START Provided passage

Courtesy Of Gary G Johnson

October 2016

The Problems with
Loss of Cervical Lordosis

Biomechanics

Biological systems adapt to prolonged mechanical loads. This premise is called viscoelastic creep (1).

vaso-electric creep chart

Orthodontists use the principle of viscoelastic creep when straightening teeth. The braces put a prolonged mechanical load on the teeth in the desired direction and the bone adapts; the alignment of the teeth in the bone changes.

In a similar manner, soft tissues (ligaments, cartilage, tendons, muscles, etc.) also undergo viscoelastic creep when prolonged loads are applied; they mechanically distort and eventually adapt to the applied loads. The classic modern example is the forward head posture and loss of cervical lordosis while viewing or working on hand-held cellular devices (2).

60 degree head bend can place 60 lbs of weight on cervical spine

The inevitable consequence of these prolonged abnormal postures is loss of cervical lordosis. Other causes of viscoelastic elastic loss of cervical lordosis include ergonomics and poor postural habits.

••••••••••

When the spine is viewed from the front or back, it is supposed to be straight. When the spine is viewed from the side, it is suppose to have three curves (3):

  • Cervical Lordosis
  • Thoracic Kyphosis
  • Lumbar Lordosis


Below is the view of the cervical lordosis. Complete reversal of cervical lordosis is cervical kyphosis. Lordosis values are measured using the standard posterior tangent method:

cervical lordosis vs kyphosis

The lateral spinal curves are necessary for proper biomechanical function. The three curves strengthen the spinal column, allowing people to stand up strong in a gravity environment, yet also allowing for greater spinal ranges of motion (3).

••••••••••

Another notorious cause of hypolordosis is trauma. The trauma best documented to cause loss of cervical lordosis is motor vehicle collisions. This is well documented by whiplash-injury pioneer Ruth Jackson, MD, from Baylor Medical School in her 1978 book (4), The Cervical Syndrome.

END Provided passage

#### Exercises to complete
**a.** In the passage on loss of cervical lordosis, why are the lateral spinal curves necessary? Answer in one to three sentences.
**b.** Could you extend the passage on loss of cervical lordosis with the next part, picking up after its last sentence about Ruth Jackson's book?

START Source material

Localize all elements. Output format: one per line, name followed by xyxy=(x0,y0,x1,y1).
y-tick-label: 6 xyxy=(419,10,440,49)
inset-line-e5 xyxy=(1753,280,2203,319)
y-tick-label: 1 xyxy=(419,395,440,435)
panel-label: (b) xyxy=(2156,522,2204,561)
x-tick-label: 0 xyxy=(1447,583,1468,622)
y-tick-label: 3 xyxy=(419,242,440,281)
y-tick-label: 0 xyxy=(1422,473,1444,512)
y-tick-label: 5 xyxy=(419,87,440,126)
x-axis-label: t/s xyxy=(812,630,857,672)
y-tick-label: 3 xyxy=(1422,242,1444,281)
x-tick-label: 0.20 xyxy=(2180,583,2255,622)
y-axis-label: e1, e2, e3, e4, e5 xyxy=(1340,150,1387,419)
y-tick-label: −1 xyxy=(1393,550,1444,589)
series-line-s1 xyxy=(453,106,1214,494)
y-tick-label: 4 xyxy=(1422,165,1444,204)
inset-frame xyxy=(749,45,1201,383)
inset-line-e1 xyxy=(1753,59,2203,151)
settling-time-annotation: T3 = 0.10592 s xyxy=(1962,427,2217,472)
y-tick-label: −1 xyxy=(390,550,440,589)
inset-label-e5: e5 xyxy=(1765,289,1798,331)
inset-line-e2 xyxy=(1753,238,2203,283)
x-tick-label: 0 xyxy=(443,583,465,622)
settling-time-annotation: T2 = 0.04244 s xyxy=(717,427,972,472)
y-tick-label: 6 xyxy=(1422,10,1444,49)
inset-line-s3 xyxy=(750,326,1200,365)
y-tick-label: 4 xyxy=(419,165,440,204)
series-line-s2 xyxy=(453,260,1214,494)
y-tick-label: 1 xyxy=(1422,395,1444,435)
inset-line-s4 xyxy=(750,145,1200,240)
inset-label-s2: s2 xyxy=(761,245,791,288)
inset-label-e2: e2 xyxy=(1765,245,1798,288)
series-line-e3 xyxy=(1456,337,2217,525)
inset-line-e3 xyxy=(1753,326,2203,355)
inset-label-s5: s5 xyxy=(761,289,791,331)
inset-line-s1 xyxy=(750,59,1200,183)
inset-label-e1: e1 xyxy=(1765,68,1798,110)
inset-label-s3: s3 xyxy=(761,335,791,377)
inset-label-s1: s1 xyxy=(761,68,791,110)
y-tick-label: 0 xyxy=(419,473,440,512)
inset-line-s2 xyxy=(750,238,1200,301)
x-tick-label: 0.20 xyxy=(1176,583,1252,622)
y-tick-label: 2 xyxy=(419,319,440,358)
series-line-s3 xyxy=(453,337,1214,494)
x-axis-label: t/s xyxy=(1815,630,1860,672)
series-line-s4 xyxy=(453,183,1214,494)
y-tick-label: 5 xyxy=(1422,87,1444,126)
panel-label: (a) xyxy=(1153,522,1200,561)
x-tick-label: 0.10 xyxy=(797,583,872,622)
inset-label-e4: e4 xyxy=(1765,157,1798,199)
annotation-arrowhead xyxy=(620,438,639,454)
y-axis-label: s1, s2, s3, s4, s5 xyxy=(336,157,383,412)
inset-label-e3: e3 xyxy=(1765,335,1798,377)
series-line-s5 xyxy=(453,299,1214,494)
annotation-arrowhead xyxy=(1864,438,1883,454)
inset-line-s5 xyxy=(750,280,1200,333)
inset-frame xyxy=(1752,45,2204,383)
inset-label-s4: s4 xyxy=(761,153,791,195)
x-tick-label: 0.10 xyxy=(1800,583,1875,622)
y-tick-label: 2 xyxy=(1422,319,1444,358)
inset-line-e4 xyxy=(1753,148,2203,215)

END Source material

#### Set of answers
**a.** The three lateral curves strengthen the spinal column, which lets people stand up strong in a gravity environment. They also allow greater spinal ranges of motion.

**b.**
In 2002, Vincenzo Giuliano, MD, and colleagues, published a study in the journal Emergency Radiology (5). Using MRI, the authors carefully evaluated the cervical spines of 100 whiplash trauma patients and compared them to 100 asymptomatic control subjects.

Loss of normal cervical lordosis (hypolordosis) was observed in 4% (4 of 100) of the normal control subjects. In the subacute post-traumatic subjects, hypolordosis was observed in 98% (98 of 100) of the injured subjects.

••••••••••

Loss of cervical lordosis is associated with a number of problems and clinical syndromes, including those noted below:

Unbalancing the First Class Lever of Upright Posture

Upright posture is a 1st class lever mechanical system:

The fulcrum of a first class lever is the place where the forces are the greatest

The fulcrum of a first class lever is the place where the forces are the greatest. The forces experienced at the fulcrum of a first class lever system are dependent upon three factors:

  • The magnitude of the load (weight)
  • The distance the load is away from the fulcrum (lever arm)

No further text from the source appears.